> [Bereitgestellter Auszug]
####################
1 Allgemeines
Rz. 1
§ 77 ist die zentrale Vorschrift für die Regelungen zwischen Arbeitgeber und Betriebsrat. In Abs. 1 wird klargestellt, dass der Arbeitgeber grundsätzlich die alleinige Zuständigkeit für die Durchführung von Betriebsvereinbarungen hat und der Betriebsrat nicht in die Führung des Betriebs eingreifen darf. In den Abs. 2 bis 6 werden nähere Regelungen über das Zustandekommen, den Inhalt, die Rechtswirkungen und die Beendigung von Betriebsvereinbarungen getroffen. Von besonderer Bedeutung ist dabei der Abs. 3, in dem der Vorrang tarifvertraglicher Regelungen enthalten ist und der die Regelungsbefugnis der Betriebspartner erheblich einschränkt. § 77 gilt entsprechend für Vereinbarungen mit dem Gesamtbetriebsrat und dem Konzernbetriebsrat (§§ 51 Abs. 6, 59 Abs. 1 BetrVG). § 28 SprAuG enthält entsprechende Regelungen für die Ebene der Leitenden Angestellten und die §§ 73, 74, 75 Abs. 5 BPersVG für den öffentlichen Dienst.
2 Durchführung betrieblicher Vereinbarung und Betriebsleitung
2.1 Durchführungspflicht des Arbeitgebers
Rz. 2
Die Durchführung betrieblicher Vereinbarungen obliegt grundsätzlich dem Arbeitgeber. Daraus ergeben sich folgende Konsequenzen:
Der Arbeitgeber ist zur tatsächlichen Umsetzung von Vereinbarungen mit dem Betriebsrat verpflichtet. Im Rahmen dieser Pflicht muss er auch dafür sorgen, dass sich Arbeitnehmer an Arbeitszeiten halten, die in einer Betriebsvereinbarung festgehalten sind. Kommt er seiner Pflicht nicht nach, kann der Betriebsrat ihn durch ein Beschlussverfahren, in Eilfällen sogar durch eine einstweilige Verfügung dazu veranlassen. Dies gilt nur dann, wenn er selbst Partei der Betriebsvereinbarung ist oder ihm durch die Betriebsvereinbarung eigene betriebsverfassungsrechtliche Rechte eingeräumt werden. Wenn der Gesamt- oder Konzernbetriebsrat in originärer Zuständigkeit mit dem Arbeitgeber Gesamt- oder Konzernbetriebsvereinbarungen abschließt, hat der örtliche Betriebsrat aus eigenem Recht grundsätzlich keinen Anspruch auf deren Durchführung.
####################
Beantworten Sie die folgenden Fragen zum Auszug oben und nummerieren Sie Ihre Antworten genauso.
1. Welcher Absatz des § 77 enthält den Vorrang tarifvertraglicher Regelungen?
2. Für welche Ebene enthält § 28 SprAuG entsprechende Regelungen?
3. Womit kann der Betriebsrat den Arbeitgeber in Eilfällen zur Durchführung veranlassen?

Listen der Boxkoordinaten:
####################
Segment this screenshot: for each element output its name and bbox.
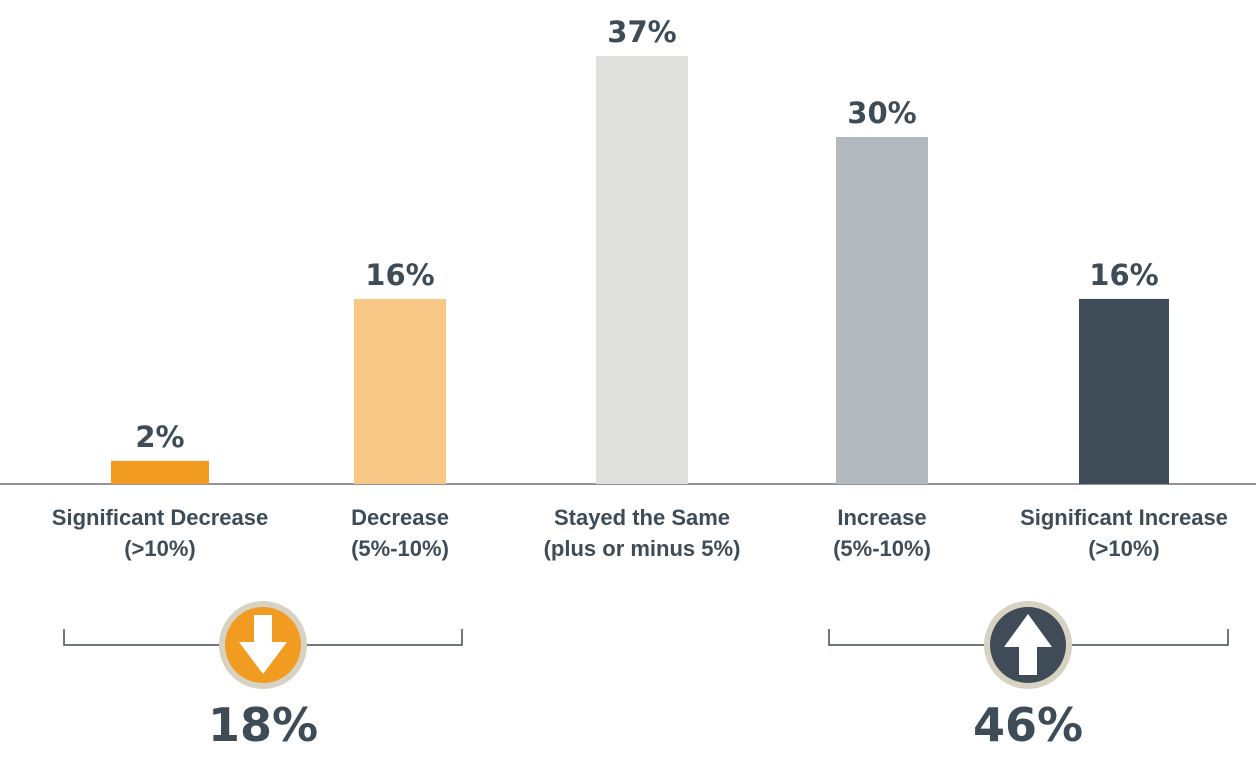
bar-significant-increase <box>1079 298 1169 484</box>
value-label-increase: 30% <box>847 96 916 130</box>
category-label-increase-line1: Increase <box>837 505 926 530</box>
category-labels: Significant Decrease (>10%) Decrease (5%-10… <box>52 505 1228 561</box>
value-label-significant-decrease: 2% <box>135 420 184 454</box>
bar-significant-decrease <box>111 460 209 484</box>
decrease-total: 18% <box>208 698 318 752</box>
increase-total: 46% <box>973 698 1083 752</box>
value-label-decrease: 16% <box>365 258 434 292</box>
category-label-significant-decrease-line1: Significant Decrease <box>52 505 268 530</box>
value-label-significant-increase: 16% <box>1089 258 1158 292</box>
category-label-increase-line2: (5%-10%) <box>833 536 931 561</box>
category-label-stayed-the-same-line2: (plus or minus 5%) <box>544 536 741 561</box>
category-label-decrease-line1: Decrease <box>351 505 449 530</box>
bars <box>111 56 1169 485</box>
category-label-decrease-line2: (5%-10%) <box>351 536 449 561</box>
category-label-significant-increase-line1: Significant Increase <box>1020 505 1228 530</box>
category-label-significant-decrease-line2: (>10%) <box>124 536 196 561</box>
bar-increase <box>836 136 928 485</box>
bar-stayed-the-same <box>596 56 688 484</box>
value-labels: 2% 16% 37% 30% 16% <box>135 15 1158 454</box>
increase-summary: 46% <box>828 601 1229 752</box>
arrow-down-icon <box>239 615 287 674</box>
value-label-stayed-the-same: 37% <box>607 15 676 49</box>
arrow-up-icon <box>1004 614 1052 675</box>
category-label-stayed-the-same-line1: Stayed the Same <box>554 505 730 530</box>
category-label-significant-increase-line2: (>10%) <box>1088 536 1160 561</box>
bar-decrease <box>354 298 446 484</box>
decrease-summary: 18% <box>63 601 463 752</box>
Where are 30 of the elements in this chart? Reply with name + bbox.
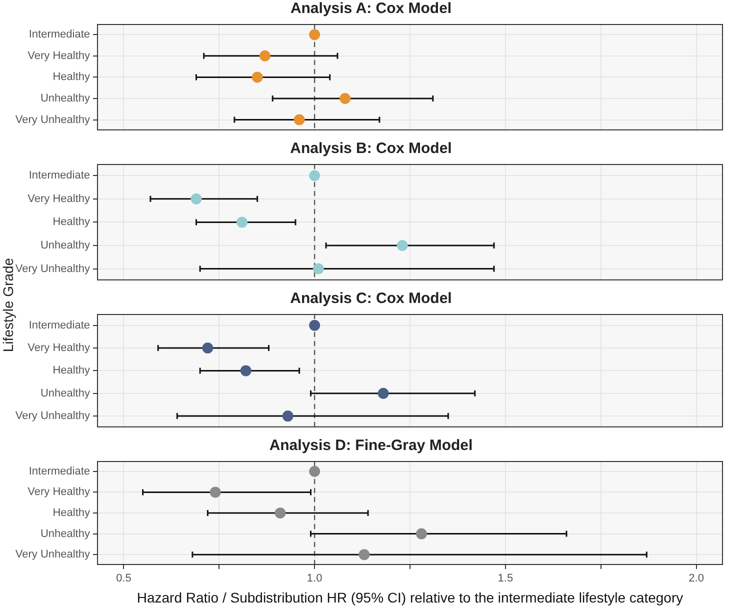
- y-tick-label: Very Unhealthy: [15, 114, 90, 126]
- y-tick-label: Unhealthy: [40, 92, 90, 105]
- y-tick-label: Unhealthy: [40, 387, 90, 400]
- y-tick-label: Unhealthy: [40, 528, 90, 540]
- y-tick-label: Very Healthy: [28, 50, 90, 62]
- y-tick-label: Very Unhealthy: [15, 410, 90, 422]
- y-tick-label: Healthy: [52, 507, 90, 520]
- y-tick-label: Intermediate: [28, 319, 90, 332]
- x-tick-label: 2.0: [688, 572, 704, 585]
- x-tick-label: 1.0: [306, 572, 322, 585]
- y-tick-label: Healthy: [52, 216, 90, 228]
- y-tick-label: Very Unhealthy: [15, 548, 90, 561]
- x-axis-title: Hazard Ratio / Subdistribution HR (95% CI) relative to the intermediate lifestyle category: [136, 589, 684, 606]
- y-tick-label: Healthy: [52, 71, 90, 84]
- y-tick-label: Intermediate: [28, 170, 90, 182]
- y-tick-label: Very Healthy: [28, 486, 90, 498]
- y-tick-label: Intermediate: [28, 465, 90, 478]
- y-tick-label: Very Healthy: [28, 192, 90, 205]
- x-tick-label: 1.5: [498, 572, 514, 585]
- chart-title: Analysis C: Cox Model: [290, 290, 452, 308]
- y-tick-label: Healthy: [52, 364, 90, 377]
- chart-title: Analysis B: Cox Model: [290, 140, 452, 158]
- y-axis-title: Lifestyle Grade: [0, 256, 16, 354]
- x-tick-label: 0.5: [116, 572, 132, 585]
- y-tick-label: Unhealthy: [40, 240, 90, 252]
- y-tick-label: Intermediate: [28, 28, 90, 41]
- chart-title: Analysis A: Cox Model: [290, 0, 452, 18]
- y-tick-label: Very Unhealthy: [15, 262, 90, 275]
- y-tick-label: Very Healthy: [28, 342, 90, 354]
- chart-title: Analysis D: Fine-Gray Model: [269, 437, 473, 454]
####################
> [Ergebnis]
1. Abs. 3
2. Für die Ebene der Leitenden Angestellten
3. Mit einer einstweiligen Verfügung